Requirement - Look through the records below, and copy out every line that holds the string "Date".

== == ==

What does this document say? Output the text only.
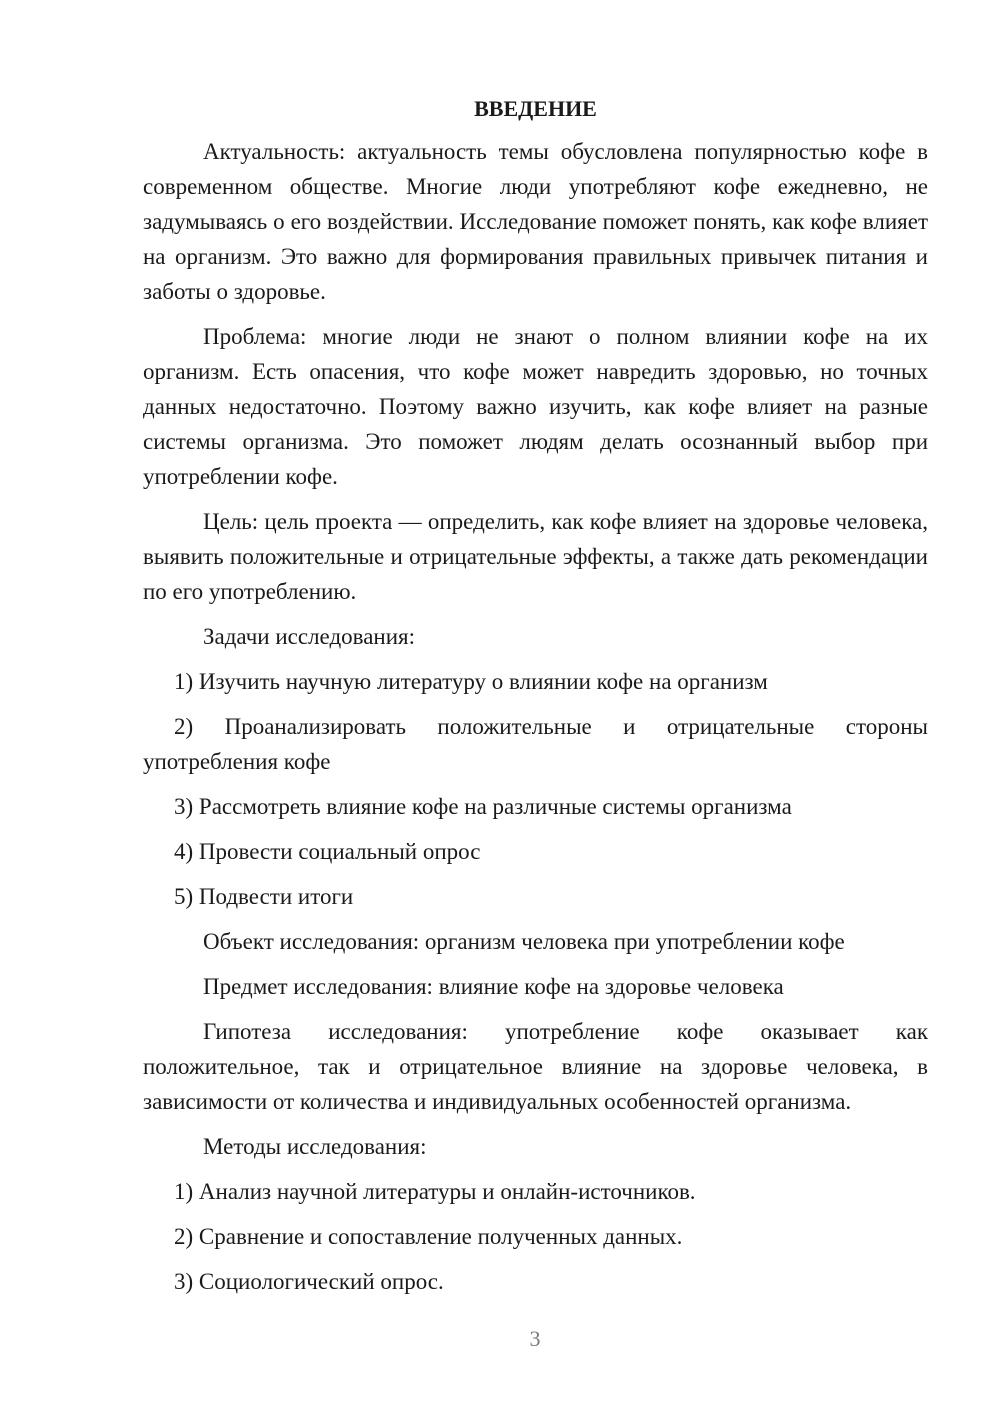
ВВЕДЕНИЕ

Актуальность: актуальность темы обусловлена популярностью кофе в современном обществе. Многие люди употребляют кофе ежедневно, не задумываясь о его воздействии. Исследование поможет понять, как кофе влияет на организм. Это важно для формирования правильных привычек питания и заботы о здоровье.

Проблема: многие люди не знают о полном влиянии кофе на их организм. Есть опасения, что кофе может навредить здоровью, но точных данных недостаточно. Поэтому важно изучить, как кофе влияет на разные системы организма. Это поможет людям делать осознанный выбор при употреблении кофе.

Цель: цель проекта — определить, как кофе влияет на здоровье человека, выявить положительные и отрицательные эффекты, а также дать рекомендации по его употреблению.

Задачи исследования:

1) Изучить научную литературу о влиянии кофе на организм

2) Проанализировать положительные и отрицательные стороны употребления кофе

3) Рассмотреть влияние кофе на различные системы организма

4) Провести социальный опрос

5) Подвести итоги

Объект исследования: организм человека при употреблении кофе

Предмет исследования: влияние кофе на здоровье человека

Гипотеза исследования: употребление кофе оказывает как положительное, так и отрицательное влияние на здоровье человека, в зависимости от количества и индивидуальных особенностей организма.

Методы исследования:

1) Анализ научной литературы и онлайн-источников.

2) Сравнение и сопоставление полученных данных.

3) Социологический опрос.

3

== == ==

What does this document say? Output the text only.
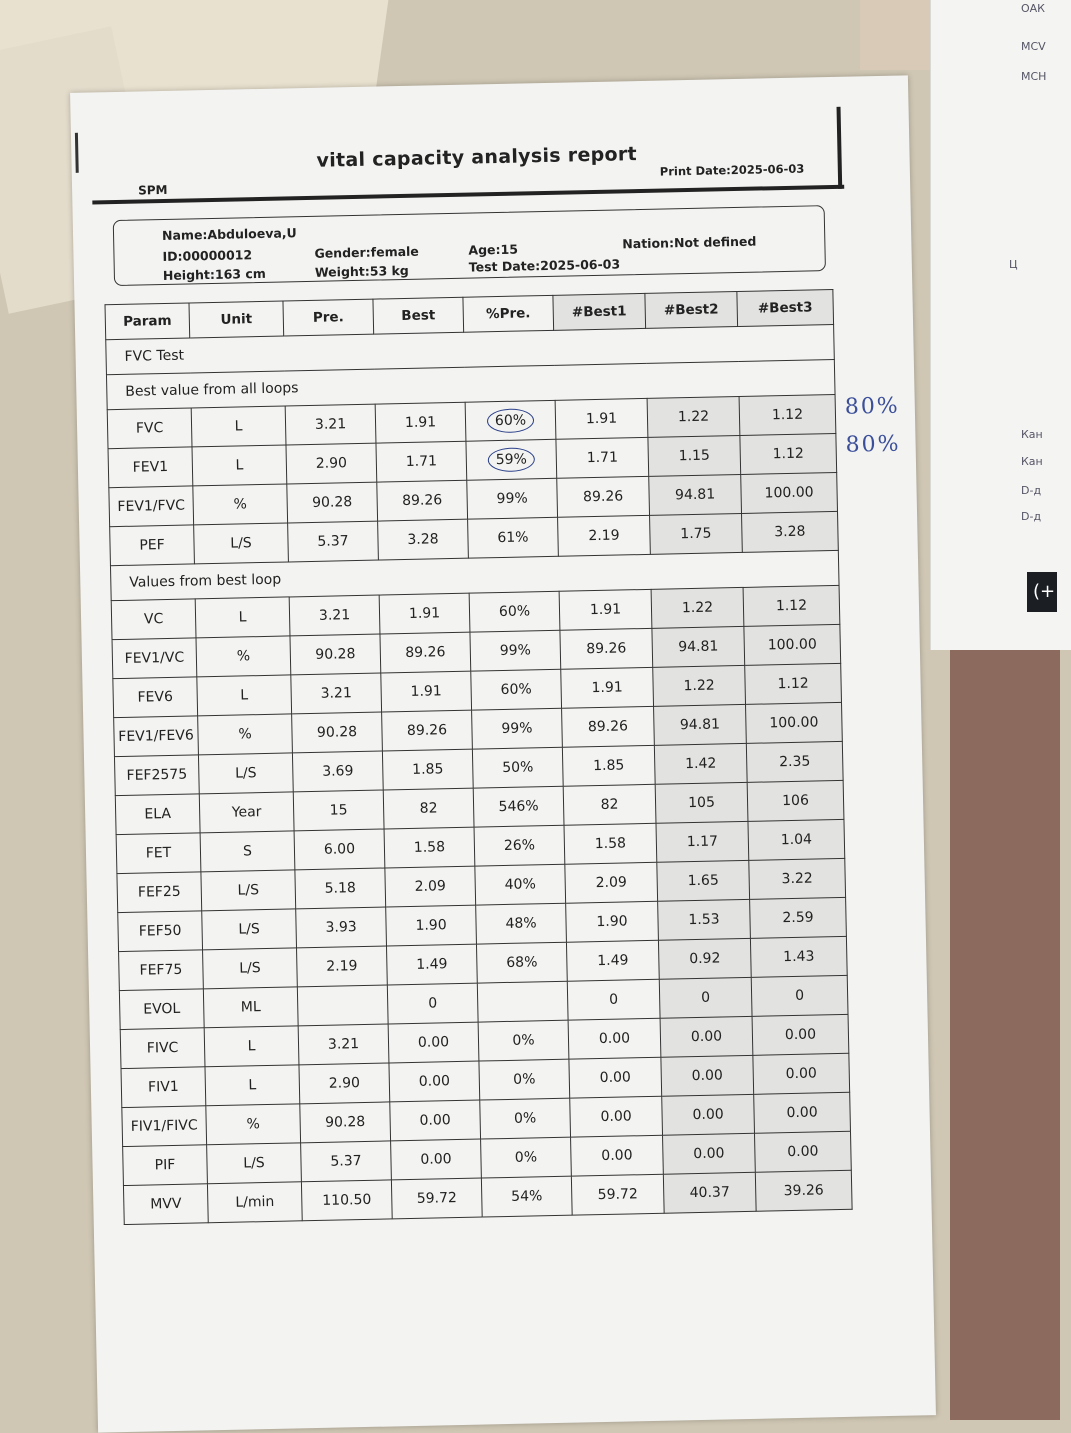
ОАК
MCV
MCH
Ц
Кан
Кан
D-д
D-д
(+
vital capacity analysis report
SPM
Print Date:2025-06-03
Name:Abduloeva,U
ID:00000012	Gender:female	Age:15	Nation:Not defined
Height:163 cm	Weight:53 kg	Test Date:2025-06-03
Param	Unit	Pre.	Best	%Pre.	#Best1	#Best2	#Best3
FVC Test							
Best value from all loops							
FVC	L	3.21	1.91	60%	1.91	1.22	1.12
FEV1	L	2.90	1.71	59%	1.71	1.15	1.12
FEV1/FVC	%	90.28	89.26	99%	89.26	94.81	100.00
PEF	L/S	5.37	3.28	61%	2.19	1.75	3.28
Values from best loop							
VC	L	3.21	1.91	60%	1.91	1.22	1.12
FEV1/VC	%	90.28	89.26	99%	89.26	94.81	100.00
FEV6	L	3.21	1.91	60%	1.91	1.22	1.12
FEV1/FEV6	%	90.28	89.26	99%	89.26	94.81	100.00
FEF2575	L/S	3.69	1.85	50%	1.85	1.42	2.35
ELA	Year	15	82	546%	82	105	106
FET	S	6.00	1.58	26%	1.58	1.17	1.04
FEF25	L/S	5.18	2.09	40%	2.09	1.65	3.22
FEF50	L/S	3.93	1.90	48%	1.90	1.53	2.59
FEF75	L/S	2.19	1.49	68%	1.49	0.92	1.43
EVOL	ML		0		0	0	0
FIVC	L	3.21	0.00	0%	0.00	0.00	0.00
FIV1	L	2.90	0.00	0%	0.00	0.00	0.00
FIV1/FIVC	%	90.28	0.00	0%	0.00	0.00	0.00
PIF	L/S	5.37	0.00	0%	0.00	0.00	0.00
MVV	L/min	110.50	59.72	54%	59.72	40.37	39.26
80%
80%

== == ==

Exercise answer -
Print Date:2025-06-03
Height:163 cm	Weight:53 kg	Test Date:2025-06-03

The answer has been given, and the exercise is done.